▶ [Problem statement] Copy the part that opens with the line containing "menu-item-compress-and-email[interactable]: 压缩并 E-mail..." and closes with the line containing "menu-item-label: Upload with", with "menu-entry-label" substituted for every occurrence of "menu-item-label" and nothing else changed.

▶ [Excerpted data]
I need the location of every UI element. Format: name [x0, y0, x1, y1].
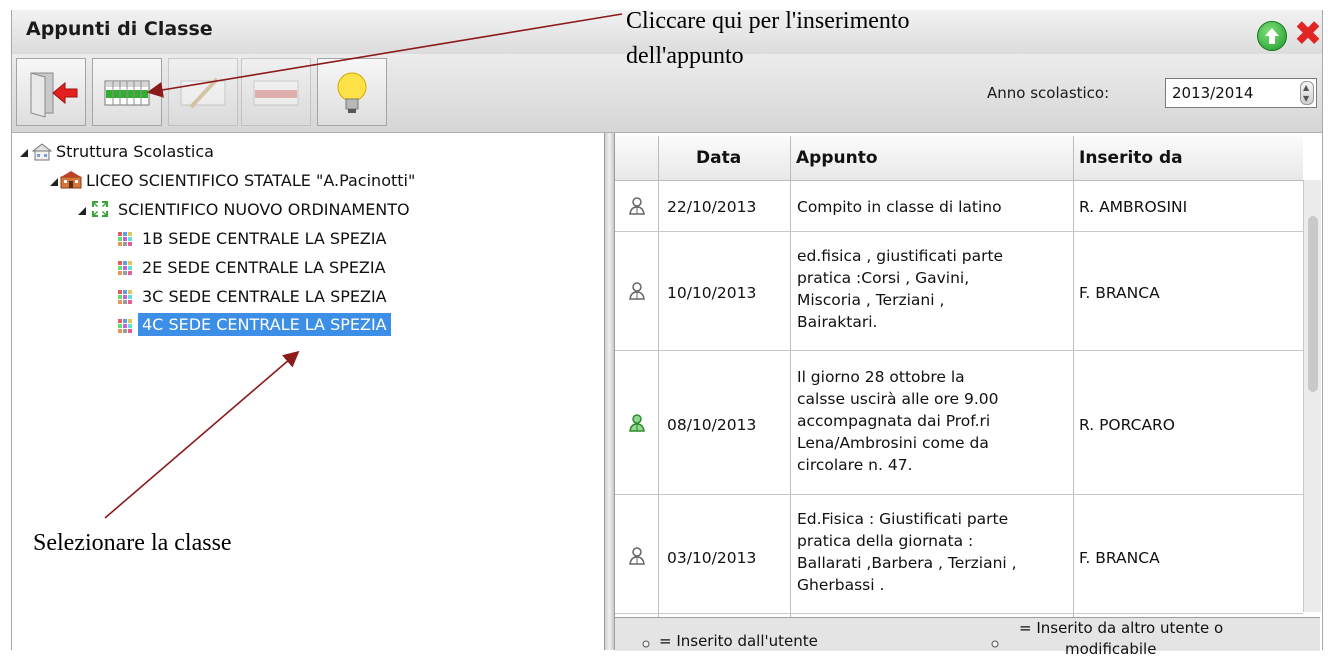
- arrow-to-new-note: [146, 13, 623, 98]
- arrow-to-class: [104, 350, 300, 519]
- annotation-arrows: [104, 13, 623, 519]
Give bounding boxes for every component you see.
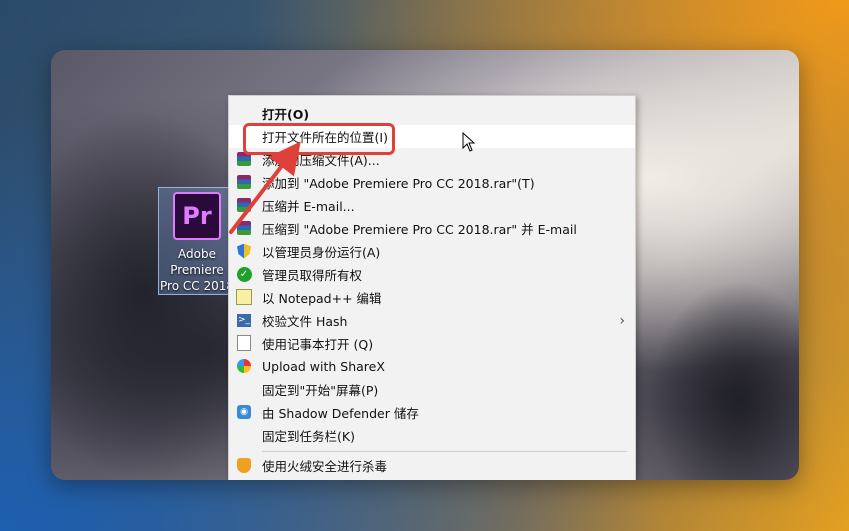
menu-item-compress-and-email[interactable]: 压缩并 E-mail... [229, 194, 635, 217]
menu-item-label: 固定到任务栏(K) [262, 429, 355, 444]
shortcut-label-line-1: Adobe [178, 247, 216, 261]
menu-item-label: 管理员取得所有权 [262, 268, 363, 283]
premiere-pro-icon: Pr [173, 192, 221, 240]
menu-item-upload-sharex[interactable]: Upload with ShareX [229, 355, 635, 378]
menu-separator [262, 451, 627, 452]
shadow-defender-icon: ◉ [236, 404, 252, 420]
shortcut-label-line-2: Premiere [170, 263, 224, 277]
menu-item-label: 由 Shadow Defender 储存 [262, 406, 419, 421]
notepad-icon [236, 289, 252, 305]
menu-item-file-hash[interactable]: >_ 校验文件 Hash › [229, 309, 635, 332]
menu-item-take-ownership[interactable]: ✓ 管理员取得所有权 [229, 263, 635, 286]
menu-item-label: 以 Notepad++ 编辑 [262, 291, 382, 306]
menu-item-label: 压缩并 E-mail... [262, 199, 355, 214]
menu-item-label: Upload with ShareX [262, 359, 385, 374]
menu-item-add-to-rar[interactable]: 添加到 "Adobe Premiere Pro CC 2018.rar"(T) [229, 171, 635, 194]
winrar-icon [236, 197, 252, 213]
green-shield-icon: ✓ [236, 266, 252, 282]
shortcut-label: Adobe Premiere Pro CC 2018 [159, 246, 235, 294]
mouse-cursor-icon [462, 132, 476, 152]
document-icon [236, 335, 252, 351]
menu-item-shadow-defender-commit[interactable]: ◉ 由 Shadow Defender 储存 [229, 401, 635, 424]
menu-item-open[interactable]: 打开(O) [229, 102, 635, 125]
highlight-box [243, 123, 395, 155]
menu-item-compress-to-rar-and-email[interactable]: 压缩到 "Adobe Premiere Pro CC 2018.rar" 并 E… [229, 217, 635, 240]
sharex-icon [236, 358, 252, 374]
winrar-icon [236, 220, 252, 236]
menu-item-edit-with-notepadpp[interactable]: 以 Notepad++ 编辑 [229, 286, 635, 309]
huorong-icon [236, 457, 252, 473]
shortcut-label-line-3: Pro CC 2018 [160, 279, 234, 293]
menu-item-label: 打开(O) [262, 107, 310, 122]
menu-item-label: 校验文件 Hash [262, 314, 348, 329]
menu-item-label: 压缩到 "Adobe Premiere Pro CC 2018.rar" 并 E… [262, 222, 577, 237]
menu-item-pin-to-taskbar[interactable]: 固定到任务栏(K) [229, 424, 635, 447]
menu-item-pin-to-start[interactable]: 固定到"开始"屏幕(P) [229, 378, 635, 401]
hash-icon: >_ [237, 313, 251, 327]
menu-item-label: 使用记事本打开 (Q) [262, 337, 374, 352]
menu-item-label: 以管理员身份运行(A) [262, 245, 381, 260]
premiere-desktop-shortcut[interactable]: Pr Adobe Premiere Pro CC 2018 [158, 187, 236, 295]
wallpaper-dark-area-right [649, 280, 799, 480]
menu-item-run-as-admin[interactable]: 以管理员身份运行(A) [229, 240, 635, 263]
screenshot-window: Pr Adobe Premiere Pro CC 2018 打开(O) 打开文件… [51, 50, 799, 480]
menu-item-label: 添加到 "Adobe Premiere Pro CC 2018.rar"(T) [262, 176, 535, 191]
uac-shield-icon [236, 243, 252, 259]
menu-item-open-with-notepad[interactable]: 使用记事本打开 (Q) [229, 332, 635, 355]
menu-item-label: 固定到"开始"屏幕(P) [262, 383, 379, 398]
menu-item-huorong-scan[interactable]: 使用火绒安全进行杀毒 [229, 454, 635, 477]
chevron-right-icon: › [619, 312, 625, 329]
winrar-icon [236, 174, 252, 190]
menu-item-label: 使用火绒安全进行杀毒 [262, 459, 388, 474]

...

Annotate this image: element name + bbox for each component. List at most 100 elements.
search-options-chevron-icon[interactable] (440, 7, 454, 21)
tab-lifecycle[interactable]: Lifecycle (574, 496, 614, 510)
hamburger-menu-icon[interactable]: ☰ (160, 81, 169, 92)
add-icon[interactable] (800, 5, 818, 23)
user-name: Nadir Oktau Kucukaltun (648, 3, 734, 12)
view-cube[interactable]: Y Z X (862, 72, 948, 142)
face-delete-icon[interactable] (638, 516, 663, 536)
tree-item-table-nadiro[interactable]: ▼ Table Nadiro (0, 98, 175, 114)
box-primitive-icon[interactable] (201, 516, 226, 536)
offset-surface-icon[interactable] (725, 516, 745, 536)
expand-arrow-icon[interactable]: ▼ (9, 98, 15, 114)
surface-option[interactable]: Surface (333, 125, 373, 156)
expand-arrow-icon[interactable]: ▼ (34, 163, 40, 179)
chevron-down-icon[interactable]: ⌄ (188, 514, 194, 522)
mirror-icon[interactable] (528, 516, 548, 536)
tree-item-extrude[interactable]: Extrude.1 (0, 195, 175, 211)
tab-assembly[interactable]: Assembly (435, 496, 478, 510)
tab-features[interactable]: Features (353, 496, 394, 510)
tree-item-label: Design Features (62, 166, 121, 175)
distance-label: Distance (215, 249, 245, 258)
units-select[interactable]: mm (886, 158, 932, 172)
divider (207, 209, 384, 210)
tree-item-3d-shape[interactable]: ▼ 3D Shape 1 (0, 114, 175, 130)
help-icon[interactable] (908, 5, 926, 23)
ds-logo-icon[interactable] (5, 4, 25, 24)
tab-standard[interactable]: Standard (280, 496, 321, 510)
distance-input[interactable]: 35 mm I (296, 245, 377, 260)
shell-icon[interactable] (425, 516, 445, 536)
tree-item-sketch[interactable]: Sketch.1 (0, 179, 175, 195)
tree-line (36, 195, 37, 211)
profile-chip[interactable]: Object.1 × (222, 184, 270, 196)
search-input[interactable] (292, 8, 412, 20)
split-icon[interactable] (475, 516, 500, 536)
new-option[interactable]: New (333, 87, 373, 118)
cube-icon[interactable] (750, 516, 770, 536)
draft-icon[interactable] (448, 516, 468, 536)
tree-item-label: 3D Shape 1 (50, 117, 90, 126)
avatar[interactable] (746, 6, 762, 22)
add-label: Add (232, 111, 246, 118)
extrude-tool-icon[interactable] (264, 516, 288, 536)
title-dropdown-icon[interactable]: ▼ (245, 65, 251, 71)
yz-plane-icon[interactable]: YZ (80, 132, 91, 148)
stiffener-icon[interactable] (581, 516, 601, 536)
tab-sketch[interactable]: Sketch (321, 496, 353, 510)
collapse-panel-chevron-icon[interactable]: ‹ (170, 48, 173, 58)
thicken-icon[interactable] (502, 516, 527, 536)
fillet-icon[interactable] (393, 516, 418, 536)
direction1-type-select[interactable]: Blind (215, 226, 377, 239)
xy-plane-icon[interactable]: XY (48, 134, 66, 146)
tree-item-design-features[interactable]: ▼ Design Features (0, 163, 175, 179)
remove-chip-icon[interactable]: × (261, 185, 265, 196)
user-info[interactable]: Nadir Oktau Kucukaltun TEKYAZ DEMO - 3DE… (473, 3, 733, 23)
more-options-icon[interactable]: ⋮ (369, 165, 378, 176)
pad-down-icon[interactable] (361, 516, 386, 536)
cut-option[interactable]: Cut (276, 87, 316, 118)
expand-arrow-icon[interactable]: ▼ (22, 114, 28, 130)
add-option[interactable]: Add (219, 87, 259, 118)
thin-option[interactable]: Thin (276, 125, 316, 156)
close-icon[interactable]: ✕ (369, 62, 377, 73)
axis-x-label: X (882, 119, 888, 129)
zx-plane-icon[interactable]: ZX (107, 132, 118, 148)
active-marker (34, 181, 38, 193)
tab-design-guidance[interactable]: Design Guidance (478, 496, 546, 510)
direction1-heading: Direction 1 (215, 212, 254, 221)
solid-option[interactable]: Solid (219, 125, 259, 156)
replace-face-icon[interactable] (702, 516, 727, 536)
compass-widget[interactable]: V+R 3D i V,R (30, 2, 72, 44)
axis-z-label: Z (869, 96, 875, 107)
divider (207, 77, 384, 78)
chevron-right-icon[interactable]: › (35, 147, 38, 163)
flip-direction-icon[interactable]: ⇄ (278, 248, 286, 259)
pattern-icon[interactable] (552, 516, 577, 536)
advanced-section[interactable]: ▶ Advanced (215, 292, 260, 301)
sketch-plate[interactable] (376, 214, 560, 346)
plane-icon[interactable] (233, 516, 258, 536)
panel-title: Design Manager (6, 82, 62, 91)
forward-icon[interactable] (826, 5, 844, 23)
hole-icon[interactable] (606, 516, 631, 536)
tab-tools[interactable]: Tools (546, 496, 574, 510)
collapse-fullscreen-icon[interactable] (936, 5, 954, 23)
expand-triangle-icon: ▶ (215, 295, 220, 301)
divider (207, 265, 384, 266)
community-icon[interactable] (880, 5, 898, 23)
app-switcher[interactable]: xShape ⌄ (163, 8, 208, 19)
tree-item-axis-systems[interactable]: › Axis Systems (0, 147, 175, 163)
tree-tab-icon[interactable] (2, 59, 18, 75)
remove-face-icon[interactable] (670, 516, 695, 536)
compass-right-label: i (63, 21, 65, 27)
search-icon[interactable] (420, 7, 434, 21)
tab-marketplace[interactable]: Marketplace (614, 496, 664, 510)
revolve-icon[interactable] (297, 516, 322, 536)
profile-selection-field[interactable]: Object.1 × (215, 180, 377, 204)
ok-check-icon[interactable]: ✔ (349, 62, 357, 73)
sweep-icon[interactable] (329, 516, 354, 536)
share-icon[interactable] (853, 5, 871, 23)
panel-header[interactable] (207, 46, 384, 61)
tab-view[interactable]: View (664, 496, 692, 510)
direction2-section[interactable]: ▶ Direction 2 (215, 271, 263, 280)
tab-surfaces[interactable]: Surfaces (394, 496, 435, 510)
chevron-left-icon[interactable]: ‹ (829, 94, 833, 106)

▶ [Response to this exercise]
menu-item-compress-and-email[interactable]: 压缩并 E-mail... [229, 194, 635, 217]
menu-entry-label: 固定到任务栏(K) [262, 429, 355, 444]
shortcut-label-line-1: Adobe [178, 247, 216, 261]
menu-entry-label: 管理员取得所有权 [262, 268, 363, 283]
premiere-pro-icon: Pr [173, 192, 221, 240]
menu-item-upload-sharex[interactable]: Upload with ShareX [229, 355, 635, 378]
menu-separator [262, 451, 627, 452]
shadow-defender-icon: ◉ [236, 404, 252, 420]
shortcut-label-line-2: Premiere [170, 263, 224, 277]
menu-entry-label: 由 Shadow Defender 储存 [262, 406, 419, 421]
notepad-icon [236, 289, 252, 305]
menu-item-file-hash[interactable]: >_ 校验文件 Hash › [229, 309, 635, 332]
menu-item-take-ownership[interactable]: ✓ 管理员取得所有权 [229, 263, 635, 286]
menu-entry-label: 以 Notepad++ 编辑 [262, 291, 382, 306]
menu-entry-label: 压缩并 E-mail... [262, 199, 355, 214]
menu-entry-label: Upload with ShareX [262, 359, 385, 374]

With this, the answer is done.